● **AUFGABE**
Zitiere aus dem Bericht über die Lesung alles ab „Aus seiner Botschaft“ bis einschließlich „Schlussfolgerungen zu lauschen.“.

● **SEITENAUSZUG**

##########

Aus seiner Botschaft macht Jürgen Todenhöfer an diesem Abend keinen Hehl. Jürgen Todenhöfer ist ein Mann klarer Worte. Er nennt Ross und Reiter: Der Westen trägt an viel Leid in der Welt Schuld. Krisenherde würde durch das Eingreifen des Westens nicht befriedet, sondern ihre Militäreinsätze würden wie Brandbeschleuniger wirken. Mit solchen Aussagen rüttelt er sein Publikum auf. Dafür bekommen er und sein Sohn Frédéric viel Applaus und Zustimmung. Jürgen und Frédéric Todenhöfer sind bekennende Pazifisten.
Der Publizist und Politiker, Journalist und Buchautor las am vergangenen Sonntag in der „Cloud“ im Germania Campus gemeinsam mit seinem Sohn aus seinem neuen Buch „Die große Heuchelei“. Mehr als 300, darunter viele junge Menschen waren gekommen, um den aufwühlenden Berichten aus den Krisengebieten der Welt, den klugen Analysen und politischen Schlussfolgerungen zu lauschen.

##########

● **VORLIEGENDE ANGABEN**
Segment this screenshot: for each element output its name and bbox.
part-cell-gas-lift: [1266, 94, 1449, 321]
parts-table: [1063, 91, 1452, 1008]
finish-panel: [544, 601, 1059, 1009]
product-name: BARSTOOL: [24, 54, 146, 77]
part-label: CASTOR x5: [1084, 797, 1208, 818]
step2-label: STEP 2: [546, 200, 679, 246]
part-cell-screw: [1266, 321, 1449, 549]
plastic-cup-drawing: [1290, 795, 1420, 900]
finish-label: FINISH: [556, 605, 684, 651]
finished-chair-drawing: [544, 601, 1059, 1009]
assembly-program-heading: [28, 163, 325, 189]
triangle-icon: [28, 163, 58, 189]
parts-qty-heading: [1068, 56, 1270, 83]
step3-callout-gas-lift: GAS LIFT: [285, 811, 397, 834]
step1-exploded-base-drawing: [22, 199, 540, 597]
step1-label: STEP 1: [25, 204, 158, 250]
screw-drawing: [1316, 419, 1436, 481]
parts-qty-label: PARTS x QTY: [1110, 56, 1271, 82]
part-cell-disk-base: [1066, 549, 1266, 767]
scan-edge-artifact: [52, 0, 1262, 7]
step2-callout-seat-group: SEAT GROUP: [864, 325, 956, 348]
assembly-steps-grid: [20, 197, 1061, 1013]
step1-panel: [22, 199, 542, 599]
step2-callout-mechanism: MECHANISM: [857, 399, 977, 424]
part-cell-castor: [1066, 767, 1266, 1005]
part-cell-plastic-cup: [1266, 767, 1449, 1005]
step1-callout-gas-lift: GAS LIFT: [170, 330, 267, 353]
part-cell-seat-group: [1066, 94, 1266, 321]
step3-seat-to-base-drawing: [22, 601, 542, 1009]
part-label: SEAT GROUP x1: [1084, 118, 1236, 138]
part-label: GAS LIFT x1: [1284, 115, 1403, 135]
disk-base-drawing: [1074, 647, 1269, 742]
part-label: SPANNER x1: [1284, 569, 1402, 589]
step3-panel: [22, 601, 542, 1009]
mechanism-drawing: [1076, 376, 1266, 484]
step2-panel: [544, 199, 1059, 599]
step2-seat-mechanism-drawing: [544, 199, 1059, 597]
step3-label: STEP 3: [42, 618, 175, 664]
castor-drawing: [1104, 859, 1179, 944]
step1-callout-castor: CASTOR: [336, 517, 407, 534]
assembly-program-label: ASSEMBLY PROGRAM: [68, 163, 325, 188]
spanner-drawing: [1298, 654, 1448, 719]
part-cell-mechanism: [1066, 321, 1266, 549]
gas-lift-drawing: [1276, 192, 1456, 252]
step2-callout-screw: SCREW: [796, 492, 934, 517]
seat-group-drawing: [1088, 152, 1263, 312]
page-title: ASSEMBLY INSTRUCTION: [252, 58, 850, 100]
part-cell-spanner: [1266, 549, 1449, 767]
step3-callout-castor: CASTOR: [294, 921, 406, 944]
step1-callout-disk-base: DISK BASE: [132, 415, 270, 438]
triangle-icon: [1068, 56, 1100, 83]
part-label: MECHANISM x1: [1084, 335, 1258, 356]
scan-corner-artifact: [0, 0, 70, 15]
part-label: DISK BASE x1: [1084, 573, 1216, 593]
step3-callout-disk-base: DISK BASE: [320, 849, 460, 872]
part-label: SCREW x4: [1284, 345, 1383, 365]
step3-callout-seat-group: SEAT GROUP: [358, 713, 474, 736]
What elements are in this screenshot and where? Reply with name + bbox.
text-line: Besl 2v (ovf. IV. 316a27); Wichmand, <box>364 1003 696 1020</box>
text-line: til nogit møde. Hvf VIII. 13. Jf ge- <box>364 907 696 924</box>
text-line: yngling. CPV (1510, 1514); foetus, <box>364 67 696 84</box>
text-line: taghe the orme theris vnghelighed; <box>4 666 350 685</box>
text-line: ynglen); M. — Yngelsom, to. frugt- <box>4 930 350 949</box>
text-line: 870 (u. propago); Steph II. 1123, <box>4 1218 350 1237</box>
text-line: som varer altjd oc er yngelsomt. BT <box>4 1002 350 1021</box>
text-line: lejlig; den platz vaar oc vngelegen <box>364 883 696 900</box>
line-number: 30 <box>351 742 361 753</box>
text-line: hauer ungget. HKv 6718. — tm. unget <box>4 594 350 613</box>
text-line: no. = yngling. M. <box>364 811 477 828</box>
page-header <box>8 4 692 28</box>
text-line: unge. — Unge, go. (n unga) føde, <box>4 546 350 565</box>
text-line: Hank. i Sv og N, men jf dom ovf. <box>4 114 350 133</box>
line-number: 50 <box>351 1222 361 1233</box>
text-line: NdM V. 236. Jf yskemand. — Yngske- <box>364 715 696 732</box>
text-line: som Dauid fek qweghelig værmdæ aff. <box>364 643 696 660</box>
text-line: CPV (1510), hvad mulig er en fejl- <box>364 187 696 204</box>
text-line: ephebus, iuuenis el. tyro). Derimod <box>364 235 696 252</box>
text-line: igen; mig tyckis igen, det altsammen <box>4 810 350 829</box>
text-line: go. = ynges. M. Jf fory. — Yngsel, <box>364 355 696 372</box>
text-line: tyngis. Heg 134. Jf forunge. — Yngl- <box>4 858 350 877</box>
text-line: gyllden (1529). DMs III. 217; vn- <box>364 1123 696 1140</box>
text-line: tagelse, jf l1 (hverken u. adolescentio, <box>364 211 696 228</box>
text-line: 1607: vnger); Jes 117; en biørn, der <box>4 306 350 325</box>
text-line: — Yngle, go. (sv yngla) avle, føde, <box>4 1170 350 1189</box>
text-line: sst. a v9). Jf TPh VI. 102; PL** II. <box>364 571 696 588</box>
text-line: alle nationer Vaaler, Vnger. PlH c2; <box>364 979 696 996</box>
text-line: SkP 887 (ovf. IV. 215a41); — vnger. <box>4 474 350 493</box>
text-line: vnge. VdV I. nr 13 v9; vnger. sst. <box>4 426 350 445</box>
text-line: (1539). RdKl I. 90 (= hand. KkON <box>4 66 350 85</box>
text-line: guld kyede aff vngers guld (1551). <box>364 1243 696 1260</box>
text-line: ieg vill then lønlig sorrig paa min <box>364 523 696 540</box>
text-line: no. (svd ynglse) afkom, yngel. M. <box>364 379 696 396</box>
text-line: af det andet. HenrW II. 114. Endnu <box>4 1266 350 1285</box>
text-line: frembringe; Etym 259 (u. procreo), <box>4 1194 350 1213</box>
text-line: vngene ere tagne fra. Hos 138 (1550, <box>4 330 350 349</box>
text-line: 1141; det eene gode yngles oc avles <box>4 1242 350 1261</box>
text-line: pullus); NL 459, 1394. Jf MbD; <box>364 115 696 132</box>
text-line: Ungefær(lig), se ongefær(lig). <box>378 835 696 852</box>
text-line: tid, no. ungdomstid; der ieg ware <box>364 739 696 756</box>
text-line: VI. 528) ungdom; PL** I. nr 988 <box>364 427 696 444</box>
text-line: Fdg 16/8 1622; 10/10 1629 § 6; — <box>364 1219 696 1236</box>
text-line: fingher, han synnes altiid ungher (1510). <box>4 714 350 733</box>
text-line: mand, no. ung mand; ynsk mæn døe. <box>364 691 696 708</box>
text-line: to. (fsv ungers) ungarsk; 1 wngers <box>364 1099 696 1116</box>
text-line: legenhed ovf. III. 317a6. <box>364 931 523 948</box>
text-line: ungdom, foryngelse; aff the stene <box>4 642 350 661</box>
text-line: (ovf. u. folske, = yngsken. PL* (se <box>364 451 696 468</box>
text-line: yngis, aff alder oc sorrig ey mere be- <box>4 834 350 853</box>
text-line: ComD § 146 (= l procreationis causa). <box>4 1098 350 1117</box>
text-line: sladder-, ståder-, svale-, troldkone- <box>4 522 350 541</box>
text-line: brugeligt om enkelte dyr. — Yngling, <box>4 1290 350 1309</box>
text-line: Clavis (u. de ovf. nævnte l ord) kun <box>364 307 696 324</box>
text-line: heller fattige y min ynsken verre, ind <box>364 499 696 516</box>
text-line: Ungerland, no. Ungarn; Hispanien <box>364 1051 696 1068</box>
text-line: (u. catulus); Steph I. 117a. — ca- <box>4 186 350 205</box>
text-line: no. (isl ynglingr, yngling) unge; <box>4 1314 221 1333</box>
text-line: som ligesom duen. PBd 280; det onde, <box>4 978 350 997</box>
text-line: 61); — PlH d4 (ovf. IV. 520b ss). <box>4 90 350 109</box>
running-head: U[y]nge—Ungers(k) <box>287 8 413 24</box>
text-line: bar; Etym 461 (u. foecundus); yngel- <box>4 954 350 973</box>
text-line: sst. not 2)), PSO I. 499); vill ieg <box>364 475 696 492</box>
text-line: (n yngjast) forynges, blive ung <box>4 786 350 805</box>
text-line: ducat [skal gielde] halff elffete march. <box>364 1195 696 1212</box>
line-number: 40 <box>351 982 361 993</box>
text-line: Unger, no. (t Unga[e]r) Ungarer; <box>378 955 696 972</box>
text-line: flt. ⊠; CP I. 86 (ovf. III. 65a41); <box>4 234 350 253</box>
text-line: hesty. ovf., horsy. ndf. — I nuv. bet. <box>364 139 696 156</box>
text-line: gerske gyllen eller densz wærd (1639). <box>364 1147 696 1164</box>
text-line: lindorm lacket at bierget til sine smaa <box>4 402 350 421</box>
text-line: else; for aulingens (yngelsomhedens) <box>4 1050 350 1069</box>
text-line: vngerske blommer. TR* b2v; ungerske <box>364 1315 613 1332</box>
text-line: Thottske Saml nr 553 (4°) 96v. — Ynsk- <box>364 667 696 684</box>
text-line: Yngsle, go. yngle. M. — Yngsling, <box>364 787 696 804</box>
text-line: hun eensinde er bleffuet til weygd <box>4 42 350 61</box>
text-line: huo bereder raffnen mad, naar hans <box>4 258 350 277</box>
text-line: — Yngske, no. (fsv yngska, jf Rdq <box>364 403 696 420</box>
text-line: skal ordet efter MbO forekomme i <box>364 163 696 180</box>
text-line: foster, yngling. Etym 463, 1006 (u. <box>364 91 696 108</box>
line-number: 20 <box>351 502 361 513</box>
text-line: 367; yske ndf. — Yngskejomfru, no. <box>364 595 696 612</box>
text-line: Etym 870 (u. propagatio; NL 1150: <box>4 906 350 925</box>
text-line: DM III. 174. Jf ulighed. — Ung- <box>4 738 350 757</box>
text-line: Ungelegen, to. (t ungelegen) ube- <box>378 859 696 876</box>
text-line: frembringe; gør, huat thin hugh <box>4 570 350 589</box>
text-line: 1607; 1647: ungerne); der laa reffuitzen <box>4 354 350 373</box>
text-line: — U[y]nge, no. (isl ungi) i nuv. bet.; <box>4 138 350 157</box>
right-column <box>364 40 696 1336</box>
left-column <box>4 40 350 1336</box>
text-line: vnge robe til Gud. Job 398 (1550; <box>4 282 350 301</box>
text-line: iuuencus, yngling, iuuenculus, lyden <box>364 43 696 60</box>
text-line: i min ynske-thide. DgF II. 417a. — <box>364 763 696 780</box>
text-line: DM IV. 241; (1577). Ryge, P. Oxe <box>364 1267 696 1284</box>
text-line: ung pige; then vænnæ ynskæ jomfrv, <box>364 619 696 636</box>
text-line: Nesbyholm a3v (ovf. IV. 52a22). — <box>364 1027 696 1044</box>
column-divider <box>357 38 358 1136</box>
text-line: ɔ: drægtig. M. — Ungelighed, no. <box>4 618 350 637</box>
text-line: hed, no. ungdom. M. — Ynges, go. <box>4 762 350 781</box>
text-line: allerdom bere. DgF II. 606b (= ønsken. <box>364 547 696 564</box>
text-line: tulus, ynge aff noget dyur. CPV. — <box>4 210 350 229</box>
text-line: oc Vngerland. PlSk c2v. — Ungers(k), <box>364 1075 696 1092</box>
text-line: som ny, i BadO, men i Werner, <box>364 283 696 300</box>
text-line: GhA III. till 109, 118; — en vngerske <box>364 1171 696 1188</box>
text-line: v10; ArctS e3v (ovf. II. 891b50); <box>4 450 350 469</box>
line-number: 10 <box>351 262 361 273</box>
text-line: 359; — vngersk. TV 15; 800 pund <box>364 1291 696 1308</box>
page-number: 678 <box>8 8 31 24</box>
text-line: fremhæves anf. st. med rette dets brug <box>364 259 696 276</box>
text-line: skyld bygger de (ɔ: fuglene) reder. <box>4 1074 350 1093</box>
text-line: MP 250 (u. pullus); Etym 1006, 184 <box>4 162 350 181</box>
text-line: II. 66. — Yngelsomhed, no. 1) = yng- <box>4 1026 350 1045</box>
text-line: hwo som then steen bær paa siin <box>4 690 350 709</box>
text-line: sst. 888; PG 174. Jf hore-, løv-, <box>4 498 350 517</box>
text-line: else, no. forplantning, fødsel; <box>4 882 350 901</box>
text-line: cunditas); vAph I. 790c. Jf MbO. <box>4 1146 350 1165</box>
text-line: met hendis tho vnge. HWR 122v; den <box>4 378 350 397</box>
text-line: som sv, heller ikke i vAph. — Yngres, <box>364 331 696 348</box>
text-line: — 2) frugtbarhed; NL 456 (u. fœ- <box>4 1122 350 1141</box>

##########

● **GELÖSTE AUFGABE**
Aus seiner Botschaft macht Jürgen Todenhöfer an diesem Abend keinen Hehl. Jürgen Todenhöfer ist ein Mann klarer Worte. Er nennt Ross und Reiter: Der Westen trägt an viel Leid in der Welt Schuld. Krisenherde würde durch das Eingreifen des Westens nicht befriedet, sondern ihre Militäreinsätze würden wie Brandbeschleuniger wirken. Mit solchen Aussagen rüttelt er sein Publikum auf. Dafür bekommen er und sein Sohn Frédéric viel Applaus und Zustimmung. Jürgen und Frédéric Todenhöfer sind bekennende Pazifisten.
Der Publizist und Politiker, Journalist und Buchautor las am vergangenen Sonntag in der „Cloud“ im Germania Campus gemeinsam mit seinem Sohn aus seinem neuen Buch „Die große Heuchelei“. Mehr als 300, darunter viele junge Menschen waren gekommen, um den aufwühlenden Berichten aus den Krisengebieten der Welt, den klugen Analysen und politischen Schlussfolgerungen zu lauschen.